**Required work**
Extract every line of the material that holds the string "Bitstamp".

(Dataset entries)
^^^^^^^^^^^^^^^^
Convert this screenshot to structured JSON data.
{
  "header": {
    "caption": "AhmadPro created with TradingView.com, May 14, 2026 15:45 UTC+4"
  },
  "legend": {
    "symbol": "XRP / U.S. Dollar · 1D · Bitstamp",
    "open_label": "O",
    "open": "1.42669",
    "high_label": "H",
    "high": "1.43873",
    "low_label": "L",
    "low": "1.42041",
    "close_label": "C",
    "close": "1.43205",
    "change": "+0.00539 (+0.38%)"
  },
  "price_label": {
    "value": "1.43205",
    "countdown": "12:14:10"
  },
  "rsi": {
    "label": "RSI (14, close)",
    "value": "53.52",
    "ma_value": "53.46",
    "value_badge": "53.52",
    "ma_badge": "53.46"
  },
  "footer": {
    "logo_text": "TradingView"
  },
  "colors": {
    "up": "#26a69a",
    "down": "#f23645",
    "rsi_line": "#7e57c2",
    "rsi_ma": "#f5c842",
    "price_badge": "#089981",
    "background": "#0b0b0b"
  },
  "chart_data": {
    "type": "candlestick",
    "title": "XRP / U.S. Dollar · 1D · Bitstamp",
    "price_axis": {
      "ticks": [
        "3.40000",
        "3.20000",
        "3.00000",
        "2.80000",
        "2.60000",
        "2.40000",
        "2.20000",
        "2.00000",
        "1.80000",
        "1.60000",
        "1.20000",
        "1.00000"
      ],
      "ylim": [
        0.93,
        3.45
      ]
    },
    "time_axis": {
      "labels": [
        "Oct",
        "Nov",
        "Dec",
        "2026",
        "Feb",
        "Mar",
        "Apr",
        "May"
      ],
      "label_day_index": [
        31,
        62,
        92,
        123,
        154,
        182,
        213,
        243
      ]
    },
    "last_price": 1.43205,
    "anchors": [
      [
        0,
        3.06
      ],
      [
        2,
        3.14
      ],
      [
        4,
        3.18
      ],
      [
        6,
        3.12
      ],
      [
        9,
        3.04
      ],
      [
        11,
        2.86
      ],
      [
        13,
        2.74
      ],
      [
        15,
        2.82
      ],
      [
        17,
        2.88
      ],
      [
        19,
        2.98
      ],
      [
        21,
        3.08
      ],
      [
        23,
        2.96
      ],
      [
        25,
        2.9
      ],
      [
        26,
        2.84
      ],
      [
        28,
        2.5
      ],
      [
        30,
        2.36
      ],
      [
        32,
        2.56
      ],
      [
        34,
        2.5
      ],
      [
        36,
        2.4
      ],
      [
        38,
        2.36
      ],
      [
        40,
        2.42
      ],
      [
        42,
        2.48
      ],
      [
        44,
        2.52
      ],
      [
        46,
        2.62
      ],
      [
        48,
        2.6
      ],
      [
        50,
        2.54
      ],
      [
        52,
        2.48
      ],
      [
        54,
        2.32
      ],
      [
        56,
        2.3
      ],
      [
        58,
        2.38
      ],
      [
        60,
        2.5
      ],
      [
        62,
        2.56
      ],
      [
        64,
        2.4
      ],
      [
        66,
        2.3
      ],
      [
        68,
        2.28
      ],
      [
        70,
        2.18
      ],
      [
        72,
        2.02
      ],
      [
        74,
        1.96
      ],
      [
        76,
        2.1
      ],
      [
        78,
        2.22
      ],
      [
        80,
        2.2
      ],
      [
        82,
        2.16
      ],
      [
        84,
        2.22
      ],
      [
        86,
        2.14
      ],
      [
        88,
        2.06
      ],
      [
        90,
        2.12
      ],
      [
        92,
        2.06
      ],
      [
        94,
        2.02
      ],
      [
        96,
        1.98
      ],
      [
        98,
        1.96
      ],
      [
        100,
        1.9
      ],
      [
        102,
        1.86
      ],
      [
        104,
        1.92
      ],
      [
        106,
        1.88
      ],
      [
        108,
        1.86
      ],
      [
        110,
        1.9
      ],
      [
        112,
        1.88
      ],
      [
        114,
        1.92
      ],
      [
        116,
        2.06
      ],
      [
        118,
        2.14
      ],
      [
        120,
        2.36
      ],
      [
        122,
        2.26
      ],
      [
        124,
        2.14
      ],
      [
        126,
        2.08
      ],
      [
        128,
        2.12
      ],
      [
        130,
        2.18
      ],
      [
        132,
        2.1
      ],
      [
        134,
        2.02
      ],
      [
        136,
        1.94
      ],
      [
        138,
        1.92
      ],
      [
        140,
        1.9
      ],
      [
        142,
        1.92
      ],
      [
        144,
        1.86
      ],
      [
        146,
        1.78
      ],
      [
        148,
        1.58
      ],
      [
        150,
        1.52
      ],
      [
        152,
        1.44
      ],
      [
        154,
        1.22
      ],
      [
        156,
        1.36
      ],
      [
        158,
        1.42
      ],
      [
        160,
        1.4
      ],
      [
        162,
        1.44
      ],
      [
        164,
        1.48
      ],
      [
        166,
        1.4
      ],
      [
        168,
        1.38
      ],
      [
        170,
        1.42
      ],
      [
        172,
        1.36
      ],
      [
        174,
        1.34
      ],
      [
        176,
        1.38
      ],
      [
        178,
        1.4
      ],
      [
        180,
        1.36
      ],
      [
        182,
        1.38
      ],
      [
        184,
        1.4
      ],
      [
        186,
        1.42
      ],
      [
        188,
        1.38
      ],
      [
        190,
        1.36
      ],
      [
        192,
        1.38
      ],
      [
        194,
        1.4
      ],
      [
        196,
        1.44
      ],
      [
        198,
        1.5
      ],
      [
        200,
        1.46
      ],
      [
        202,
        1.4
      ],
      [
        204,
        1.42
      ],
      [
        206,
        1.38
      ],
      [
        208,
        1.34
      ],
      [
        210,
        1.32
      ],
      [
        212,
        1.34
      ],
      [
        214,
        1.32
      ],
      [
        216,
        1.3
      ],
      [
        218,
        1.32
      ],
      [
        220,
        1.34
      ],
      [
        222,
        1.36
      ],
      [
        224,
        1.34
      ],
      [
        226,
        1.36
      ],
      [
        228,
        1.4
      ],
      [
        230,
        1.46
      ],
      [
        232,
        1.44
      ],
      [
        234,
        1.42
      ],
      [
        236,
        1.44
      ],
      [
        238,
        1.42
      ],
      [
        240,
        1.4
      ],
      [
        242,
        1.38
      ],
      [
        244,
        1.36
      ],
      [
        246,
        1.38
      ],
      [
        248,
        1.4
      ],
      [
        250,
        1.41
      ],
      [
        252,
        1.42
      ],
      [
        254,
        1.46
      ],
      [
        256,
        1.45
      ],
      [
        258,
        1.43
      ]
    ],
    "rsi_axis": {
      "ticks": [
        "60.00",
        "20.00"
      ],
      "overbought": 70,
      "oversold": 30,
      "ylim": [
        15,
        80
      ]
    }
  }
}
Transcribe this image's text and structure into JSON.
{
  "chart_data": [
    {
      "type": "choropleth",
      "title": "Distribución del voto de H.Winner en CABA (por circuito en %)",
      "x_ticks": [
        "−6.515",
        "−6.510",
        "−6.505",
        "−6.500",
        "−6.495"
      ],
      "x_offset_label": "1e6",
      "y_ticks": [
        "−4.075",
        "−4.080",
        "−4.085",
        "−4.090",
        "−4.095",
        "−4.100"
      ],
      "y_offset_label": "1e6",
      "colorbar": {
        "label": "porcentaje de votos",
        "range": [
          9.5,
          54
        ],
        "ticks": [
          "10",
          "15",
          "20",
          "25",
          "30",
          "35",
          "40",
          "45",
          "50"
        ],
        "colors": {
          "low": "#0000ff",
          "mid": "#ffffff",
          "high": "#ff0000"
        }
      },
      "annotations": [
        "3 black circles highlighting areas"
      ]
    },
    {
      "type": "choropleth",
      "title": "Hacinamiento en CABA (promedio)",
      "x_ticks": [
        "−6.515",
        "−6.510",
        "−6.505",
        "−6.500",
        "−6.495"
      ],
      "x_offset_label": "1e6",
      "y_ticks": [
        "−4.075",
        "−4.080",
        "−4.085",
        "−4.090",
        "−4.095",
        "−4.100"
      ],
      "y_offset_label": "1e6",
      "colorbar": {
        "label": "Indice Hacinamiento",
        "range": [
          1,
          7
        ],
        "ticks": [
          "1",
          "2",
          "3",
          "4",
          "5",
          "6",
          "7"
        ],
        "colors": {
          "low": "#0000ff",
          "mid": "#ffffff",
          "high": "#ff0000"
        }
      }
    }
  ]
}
^^^^^^^^^^^^^^^^
**Task answer**
    "symbol": "XRP / U.S. Dollar · 1D · Bitstamp",
    "title": "XRP / U.S. Dollar · 1D · Bitstamp",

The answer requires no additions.